> PROBLEM TO SOLVE
Work out how many lines of the listing hold the string "TimesheetEntryAuditId". Answer with that number alone.

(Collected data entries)
## START
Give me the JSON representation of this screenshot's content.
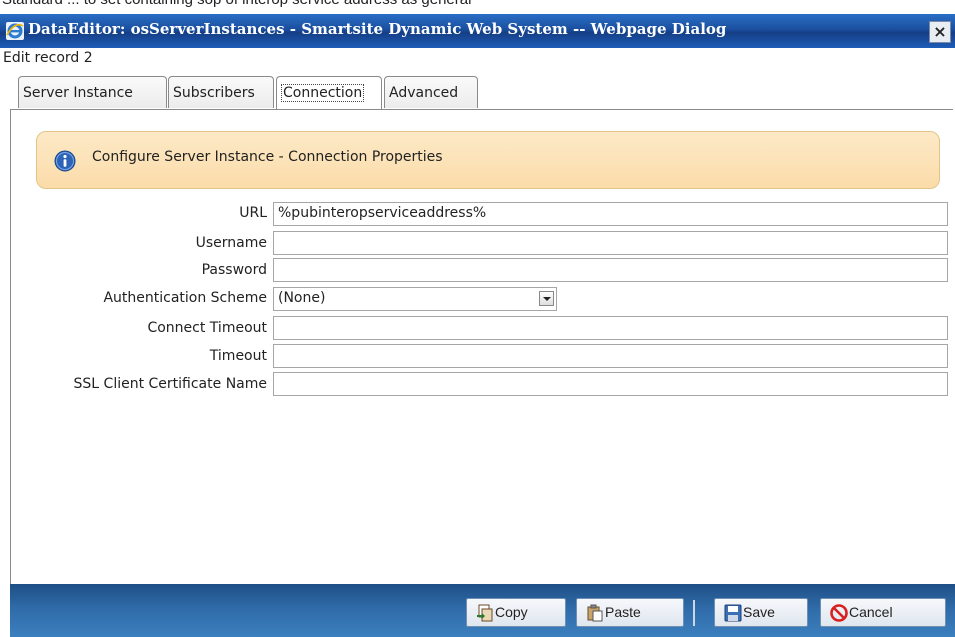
{
  "background_caption": "Standard ... to set containing sop of interop service address as general",
  "window": {
    "title": "DataEditor: osServerInstances - Smartsite Dynamic Web System -- Webpage Dialog",
    "close_glyph": "×",
    "icon": "ie-icon"
  },
  "record_label": "Edit record 2",
  "tabs": [
    {
      "label": "Server Instance",
      "active": false
    },
    {
      "label": "Subscribers",
      "active": false
    },
    {
      "label": "Connection",
      "active": true
    },
    {
      "label": "Advanced",
      "active": false
    }
  ],
  "info_box": {
    "icon": "info-icon",
    "message": "Configure Server Instance - Connection Properties"
  },
  "form": {
    "url": {
      "label": "URL",
      "value": "%pubinteropserviceaddress%"
    },
    "username": {
      "label": "Username",
      "value": ""
    },
    "password": {
      "label": "Password",
      "value": ""
    },
    "auth_scheme": {
      "label": "Authentication Scheme",
      "value": "(None)"
    },
    "connect_timeout": {
      "label": "Connect Timeout",
      "value": ""
    },
    "timeout": {
      "label": "Timeout",
      "value": ""
    },
    "ssl_cert": {
      "label": "SSL Client Certificate Name",
      "value": ""
    }
  },
  "footer": {
    "copy": "Copy",
    "paste": "Paste",
    "save": "Save",
    "cancel": "Cancel"
  },
  "colors": {
    "titlebar": "#1a4f9e",
    "info_background": "#fbdcaa",
    "footer": "#2f6ba8",
    "cancel_icon": "#d92020"
  }
}
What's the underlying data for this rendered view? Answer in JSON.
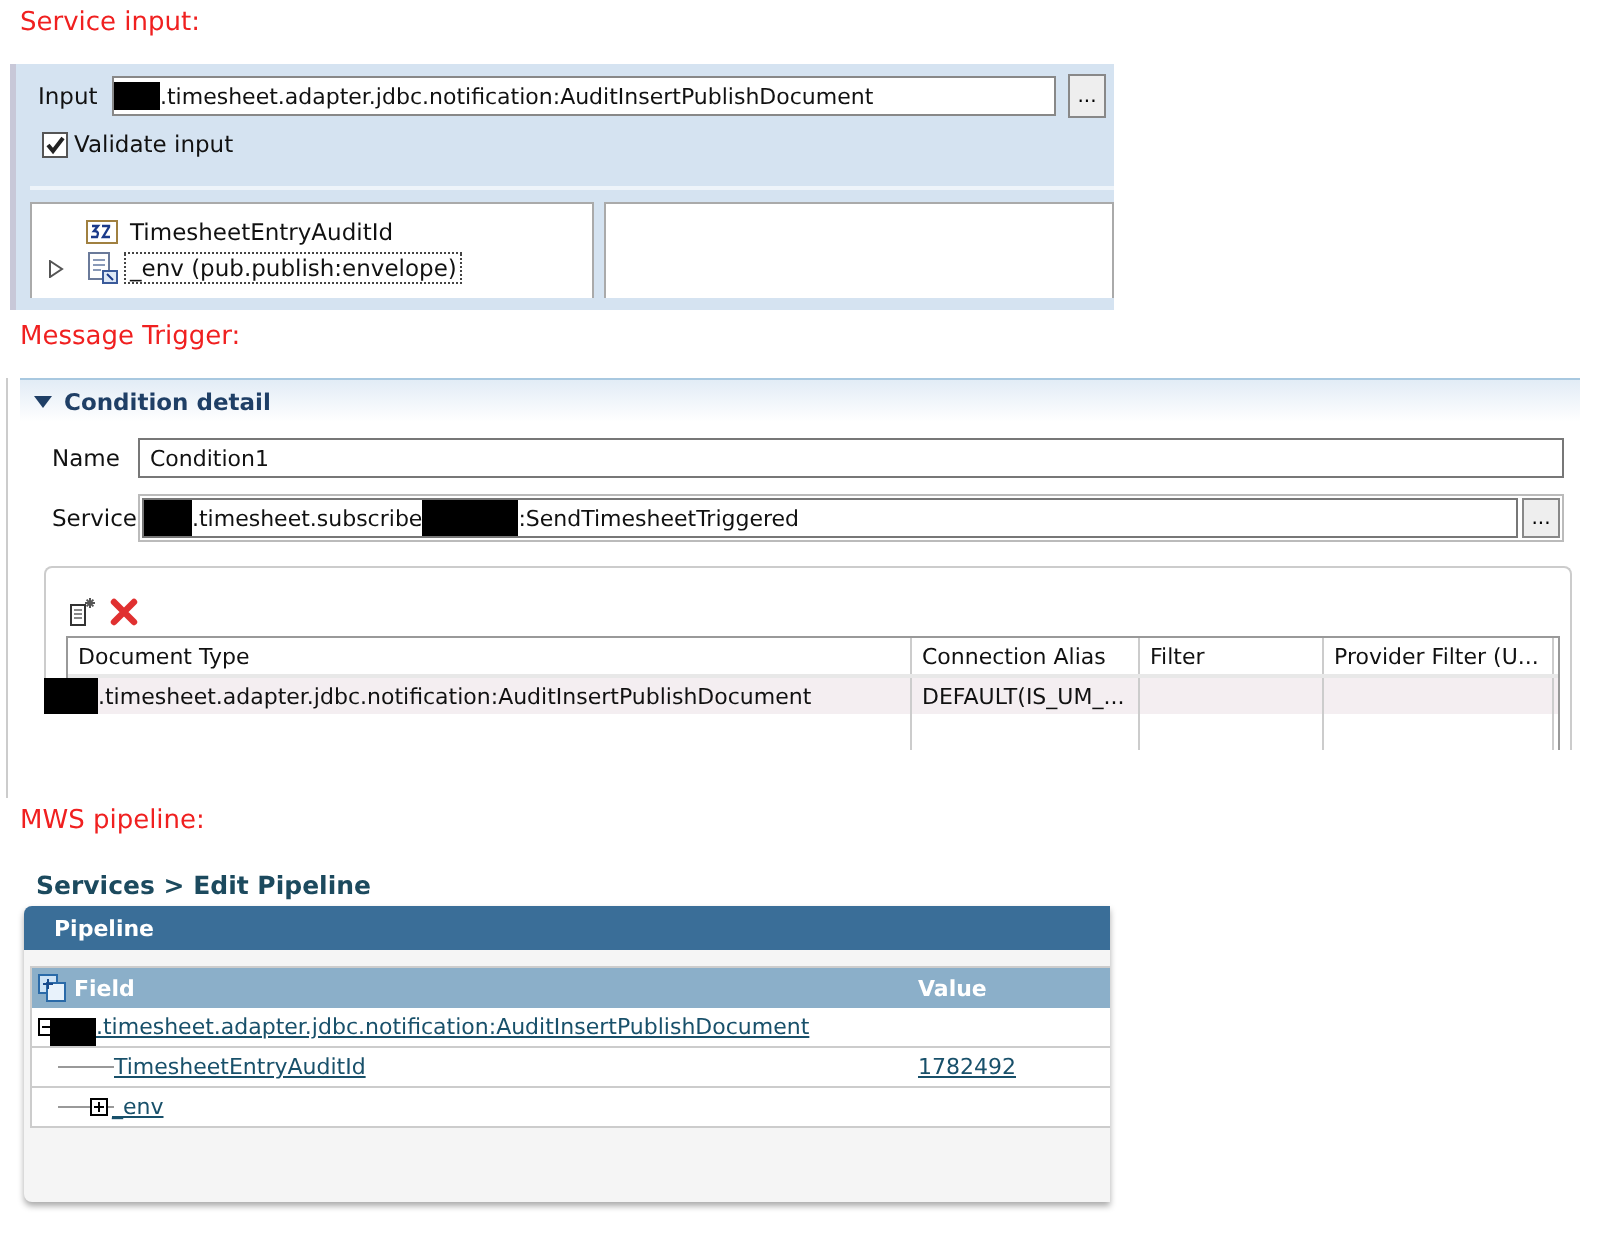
{
  "service_input": {
    "heading": "Service input:",
    "input_label": "Input",
    "input_value": ".timesheet.adapter.jdbc.notification:AuditInsertPublishDocument",
    "browse_button": "...",
    "validate": {
      "label": "Validate input",
      "checked": true
    },
    "tree": [
      {
        "label": "TimesheetEntryAuditId",
        "kind": "integer"
      },
      {
        "label": "_env (pub.publish:envelope)",
        "kind": "document",
        "expanded": false,
        "selected": true
      }
    ]
  },
  "message_trigger": {
    "heading": "Message Trigger:",
    "section": {
      "title": "Condition detail",
      "expanded": true
    },
    "name_label": "Name",
    "name_value": "Condition1",
    "service_label": "Service",
    "service_value_parts": [
      ".timesheet.subscribe",
      ":SendTimesheetTriggered"
    ],
    "browse_button": "...",
    "table": {
      "columns": [
        "Document Type",
        "Connection Alias",
        "Filter",
        "Provider Filter (U..."
      ],
      "rows": [
        {
          "cells": [
            ".timesheet.adapter.jdbc.notification:AuditInsertPublishDocument",
            "DEFAULT(IS_UM_..."
          ],
          "selected": true
        }
      ]
    }
  },
  "mws_pipeline": {
    "heading": "MWS pipeline:",
    "breadcrumb": "Services > Edit Pipeline",
    "panel_title": "Pipeline",
    "columns": [
      "Field",
      "Value"
    ],
    "rows": [
      {
        "field": ".timesheet.adapter.jdbc.notification:AuditInsertPublishDocument",
        "expanded": true,
        "children": [
          {
            "field": "TimesheetEntryAuditId",
            "value": "1782492"
          },
          {
            "field": "_env",
            "expanded": false
          }
        ]
      }
    ]
  }
}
## END
> ANSWER BELOW
2